→ The task:
How many lines in the records below contain the string "counter"? Reply with the number alone.

→ Source data:
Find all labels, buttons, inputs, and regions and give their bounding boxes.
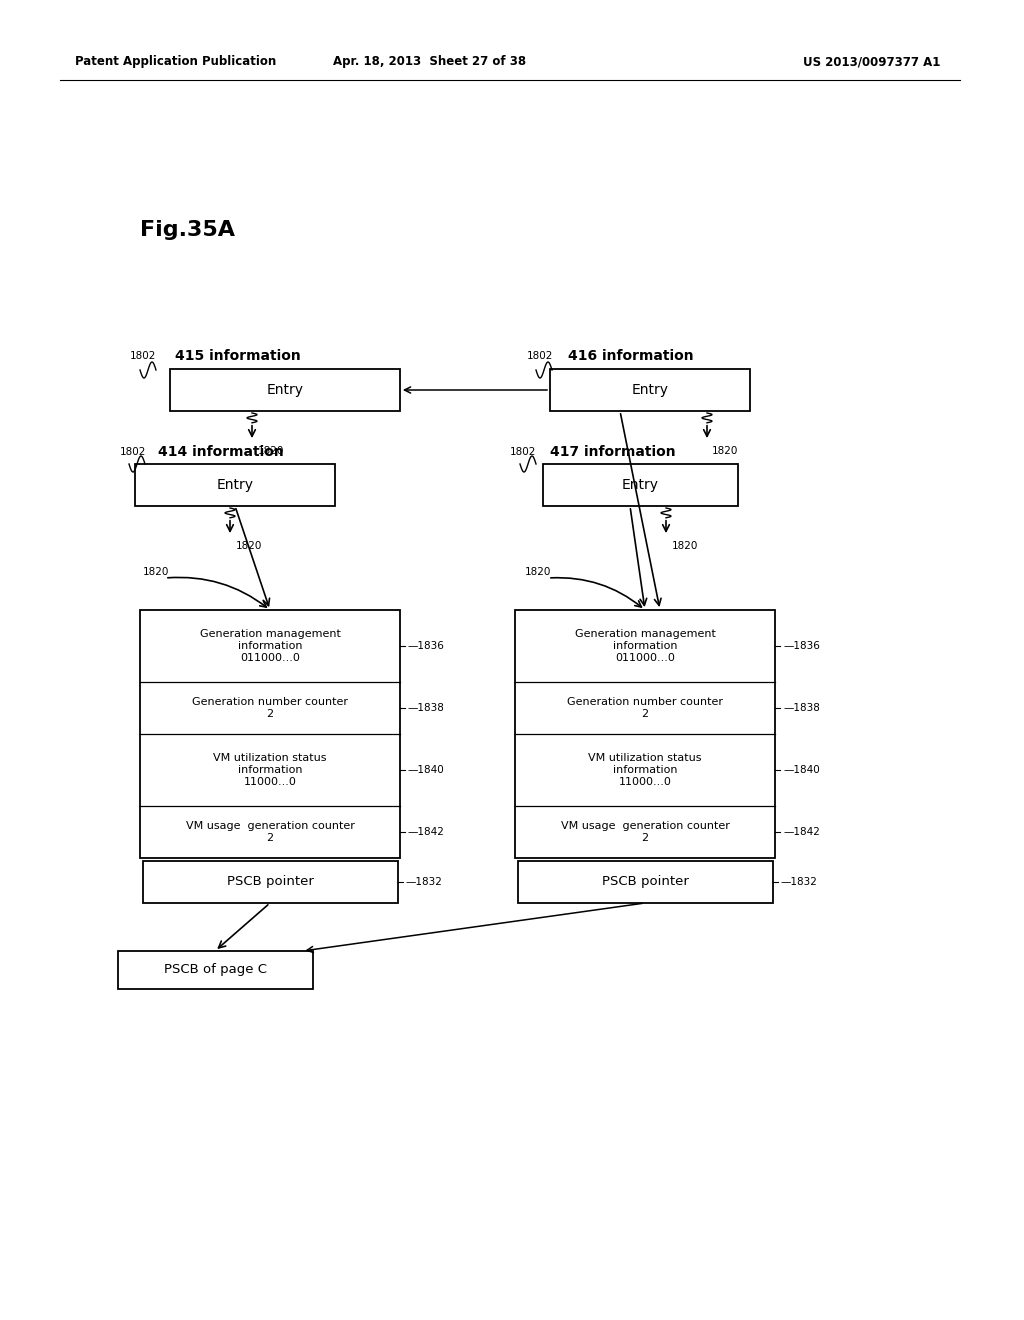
Text: —1838: —1838 — [783, 704, 820, 713]
Bar — [142, 861, 397, 903]
Text: 1820: 1820 — [525, 568, 551, 577]
Text: Fig.35A: Fig.35A — [140, 220, 234, 240]
Text: VM utilization status
information
11000...0: VM utilization status information 11000.… — [588, 754, 701, 787]
Text: 1820: 1820 — [143, 568, 169, 577]
Text: —1842: —1842 — [408, 828, 444, 837]
Text: —1840: —1840 — [408, 766, 444, 775]
Text: 1820: 1820 — [236, 541, 262, 550]
Text: PSCB pointer: PSCB pointer — [601, 875, 688, 888]
Text: US 2013/0097377 A1: US 2013/0097377 A1 — [803, 55, 940, 69]
Text: 417 information: 417 information — [550, 445, 676, 459]
Text: 1802: 1802 — [130, 351, 157, 360]
Text: Entry: Entry — [216, 478, 254, 492]
Text: 1802: 1802 — [120, 447, 146, 457]
Text: —1836: —1836 — [408, 642, 444, 651]
Text: —1832: —1832 — [780, 876, 817, 887]
Text: Generation number counter
2: Generation number counter 2 — [193, 697, 348, 719]
Text: VM usage  generation counter
2: VM usage generation counter 2 — [560, 821, 729, 842]
Text: —1836: —1836 — [783, 642, 820, 651]
Text: 416 information: 416 information — [568, 348, 693, 363]
Text: —1840: —1840 — [783, 766, 820, 775]
Text: 415 information: 415 information — [175, 348, 301, 363]
Text: PSCB of page C: PSCB of page C — [164, 964, 266, 977]
Text: —1832: —1832 — [406, 876, 442, 887]
Text: 1802: 1802 — [527, 351, 553, 360]
Text: 414 information: 414 information — [158, 445, 284, 459]
Bar — [140, 610, 400, 858]
Text: Apr. 18, 2013  Sheet 27 of 38: Apr. 18, 2013 Sheet 27 of 38 — [334, 55, 526, 69]
Bar — [118, 950, 312, 989]
Text: 1802: 1802 — [510, 447, 537, 457]
Bar — [515, 610, 775, 858]
Text: Entry: Entry — [632, 383, 669, 397]
Text: Entry: Entry — [266, 383, 303, 397]
Text: Entry: Entry — [622, 478, 658, 492]
Text: 1820: 1820 — [672, 541, 698, 550]
Text: Generation number counter
2: Generation number counter 2 — [567, 697, 723, 719]
Bar — [550, 370, 750, 411]
Text: PSCB pointer: PSCB pointer — [226, 875, 313, 888]
Text: Generation management
information
011000...0: Generation management information 011000… — [200, 630, 340, 663]
Text: —1842: —1842 — [783, 828, 820, 837]
Text: VM utilization status
information
11000...0: VM utilization status information 11000.… — [213, 754, 327, 787]
Text: VM usage  generation counter
2: VM usage generation counter 2 — [185, 821, 354, 842]
Text: —1838: —1838 — [408, 704, 444, 713]
Bar — [135, 465, 335, 506]
Text: 1820: 1820 — [712, 446, 738, 455]
Bar — [170, 370, 400, 411]
Text: Patent Application Publication: Patent Application Publication — [75, 55, 276, 69]
Bar — [517, 861, 772, 903]
Text: Generation management
information
011000...0: Generation management information 011000… — [574, 630, 716, 663]
Text: 1820: 1820 — [258, 446, 285, 455]
Bar — [543, 465, 737, 506]
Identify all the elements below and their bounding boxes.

→ Exercise response:
8